[Source records]
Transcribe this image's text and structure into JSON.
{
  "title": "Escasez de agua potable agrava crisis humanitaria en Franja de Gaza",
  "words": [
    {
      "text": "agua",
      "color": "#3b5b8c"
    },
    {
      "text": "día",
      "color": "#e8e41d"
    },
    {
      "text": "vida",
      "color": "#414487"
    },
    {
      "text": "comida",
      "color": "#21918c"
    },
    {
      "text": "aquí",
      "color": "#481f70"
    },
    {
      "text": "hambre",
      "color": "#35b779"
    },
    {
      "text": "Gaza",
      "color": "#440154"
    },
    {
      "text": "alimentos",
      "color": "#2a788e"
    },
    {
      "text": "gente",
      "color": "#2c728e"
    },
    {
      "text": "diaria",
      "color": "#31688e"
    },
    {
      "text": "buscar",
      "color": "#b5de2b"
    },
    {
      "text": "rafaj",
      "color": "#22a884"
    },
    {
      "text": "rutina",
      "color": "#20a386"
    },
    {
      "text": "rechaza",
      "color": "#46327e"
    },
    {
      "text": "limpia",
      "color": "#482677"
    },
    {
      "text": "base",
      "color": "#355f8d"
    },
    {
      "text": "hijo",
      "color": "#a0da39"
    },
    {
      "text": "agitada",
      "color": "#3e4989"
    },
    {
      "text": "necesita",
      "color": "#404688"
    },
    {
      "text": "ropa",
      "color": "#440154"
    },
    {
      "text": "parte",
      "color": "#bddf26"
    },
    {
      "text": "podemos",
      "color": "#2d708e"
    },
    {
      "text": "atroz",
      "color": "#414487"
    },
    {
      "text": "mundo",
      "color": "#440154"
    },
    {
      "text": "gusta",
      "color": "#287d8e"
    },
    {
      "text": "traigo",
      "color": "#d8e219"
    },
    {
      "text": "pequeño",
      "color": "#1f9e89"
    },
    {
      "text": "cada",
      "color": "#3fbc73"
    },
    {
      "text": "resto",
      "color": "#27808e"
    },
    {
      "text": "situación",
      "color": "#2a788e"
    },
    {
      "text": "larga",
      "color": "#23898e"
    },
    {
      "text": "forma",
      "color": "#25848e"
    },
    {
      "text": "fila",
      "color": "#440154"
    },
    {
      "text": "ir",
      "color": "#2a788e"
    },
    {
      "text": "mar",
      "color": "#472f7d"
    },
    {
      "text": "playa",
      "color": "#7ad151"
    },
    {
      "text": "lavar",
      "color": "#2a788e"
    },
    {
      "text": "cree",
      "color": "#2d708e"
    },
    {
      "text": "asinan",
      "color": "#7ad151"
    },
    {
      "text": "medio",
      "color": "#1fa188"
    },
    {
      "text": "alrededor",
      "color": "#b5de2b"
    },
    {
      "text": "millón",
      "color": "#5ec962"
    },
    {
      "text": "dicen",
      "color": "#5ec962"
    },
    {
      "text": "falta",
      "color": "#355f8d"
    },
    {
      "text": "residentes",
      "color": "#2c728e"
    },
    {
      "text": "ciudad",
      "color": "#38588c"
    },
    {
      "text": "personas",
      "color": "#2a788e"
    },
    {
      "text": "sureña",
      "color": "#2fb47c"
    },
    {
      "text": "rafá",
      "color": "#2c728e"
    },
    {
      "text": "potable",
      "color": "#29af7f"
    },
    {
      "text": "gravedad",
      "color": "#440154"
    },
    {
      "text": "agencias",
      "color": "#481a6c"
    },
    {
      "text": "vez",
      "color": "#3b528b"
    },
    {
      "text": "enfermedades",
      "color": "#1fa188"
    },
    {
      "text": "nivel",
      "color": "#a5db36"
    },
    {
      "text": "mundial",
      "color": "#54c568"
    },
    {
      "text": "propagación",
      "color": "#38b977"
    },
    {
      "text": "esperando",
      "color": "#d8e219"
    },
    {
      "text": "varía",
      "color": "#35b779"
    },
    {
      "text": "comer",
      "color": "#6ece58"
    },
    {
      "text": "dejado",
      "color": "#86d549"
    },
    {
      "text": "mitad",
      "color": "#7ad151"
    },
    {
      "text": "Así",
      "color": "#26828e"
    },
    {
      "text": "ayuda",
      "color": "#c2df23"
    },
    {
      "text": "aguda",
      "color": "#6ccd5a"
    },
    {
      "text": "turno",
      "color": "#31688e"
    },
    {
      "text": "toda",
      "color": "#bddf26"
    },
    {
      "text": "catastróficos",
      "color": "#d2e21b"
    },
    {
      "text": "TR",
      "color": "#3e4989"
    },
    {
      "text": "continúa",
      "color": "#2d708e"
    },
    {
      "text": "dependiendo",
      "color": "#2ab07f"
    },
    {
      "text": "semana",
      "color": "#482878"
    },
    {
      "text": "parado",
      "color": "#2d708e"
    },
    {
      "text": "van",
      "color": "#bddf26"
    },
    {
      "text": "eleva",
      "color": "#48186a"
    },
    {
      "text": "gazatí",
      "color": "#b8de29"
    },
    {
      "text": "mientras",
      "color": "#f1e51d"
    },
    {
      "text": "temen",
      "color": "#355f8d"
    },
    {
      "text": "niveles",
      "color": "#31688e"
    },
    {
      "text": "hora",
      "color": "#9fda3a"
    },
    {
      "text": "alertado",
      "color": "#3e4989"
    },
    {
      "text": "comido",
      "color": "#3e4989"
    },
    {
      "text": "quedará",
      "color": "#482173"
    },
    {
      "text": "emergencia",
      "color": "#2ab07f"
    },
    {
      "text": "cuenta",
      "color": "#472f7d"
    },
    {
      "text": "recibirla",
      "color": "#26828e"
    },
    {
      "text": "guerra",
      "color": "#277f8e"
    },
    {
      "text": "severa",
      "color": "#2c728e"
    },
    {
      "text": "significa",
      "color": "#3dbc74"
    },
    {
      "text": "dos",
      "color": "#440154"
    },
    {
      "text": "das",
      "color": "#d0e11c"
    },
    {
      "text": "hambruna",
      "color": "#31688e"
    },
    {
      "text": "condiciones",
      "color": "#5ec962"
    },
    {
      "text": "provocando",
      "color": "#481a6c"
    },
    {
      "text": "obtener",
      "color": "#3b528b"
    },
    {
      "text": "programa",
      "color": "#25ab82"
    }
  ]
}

Job:
From the listing above, copy out each line where the word "potable" appears.

Output:
  "title": "Escasez de agua potable agrava crisis humanitaria en Franja de Gaza",
      "text": "potable",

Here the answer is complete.